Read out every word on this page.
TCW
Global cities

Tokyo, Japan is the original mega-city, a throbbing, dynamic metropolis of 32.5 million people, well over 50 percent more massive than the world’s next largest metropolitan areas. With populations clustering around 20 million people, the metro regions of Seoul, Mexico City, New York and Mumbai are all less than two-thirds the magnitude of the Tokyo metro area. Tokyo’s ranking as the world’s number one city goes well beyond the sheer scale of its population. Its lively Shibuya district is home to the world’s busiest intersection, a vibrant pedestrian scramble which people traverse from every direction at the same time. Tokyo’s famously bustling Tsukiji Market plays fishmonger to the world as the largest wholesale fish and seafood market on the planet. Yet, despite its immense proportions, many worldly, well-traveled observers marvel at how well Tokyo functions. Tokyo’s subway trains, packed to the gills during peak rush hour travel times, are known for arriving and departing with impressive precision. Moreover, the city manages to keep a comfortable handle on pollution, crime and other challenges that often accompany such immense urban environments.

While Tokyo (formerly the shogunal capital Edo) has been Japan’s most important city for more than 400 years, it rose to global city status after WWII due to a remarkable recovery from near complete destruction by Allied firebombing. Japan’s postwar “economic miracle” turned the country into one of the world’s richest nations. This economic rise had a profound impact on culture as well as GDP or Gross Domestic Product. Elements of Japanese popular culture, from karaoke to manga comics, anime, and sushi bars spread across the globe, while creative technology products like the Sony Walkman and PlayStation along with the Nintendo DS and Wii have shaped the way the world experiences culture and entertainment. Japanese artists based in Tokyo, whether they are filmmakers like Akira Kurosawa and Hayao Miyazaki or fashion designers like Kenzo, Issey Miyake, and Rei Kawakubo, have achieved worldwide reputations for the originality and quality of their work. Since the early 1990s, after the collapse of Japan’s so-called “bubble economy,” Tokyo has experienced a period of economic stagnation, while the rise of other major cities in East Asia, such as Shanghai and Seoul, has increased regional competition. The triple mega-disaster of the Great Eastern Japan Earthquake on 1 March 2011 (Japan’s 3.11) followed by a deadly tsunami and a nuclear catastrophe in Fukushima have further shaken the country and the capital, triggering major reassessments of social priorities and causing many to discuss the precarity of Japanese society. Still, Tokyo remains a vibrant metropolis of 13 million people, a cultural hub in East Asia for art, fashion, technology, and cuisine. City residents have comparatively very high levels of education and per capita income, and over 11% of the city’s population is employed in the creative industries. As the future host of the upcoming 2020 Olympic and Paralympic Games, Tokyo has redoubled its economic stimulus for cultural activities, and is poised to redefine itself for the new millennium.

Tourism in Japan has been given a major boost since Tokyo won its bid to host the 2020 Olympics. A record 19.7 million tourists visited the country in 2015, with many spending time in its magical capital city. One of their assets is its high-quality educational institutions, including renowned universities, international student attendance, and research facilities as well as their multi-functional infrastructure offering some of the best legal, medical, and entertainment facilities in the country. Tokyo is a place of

# WHAT YOU NEED TO DO:
From the material above, count the lines that include "time" and give only the total.

# TASK OUTPUT:
2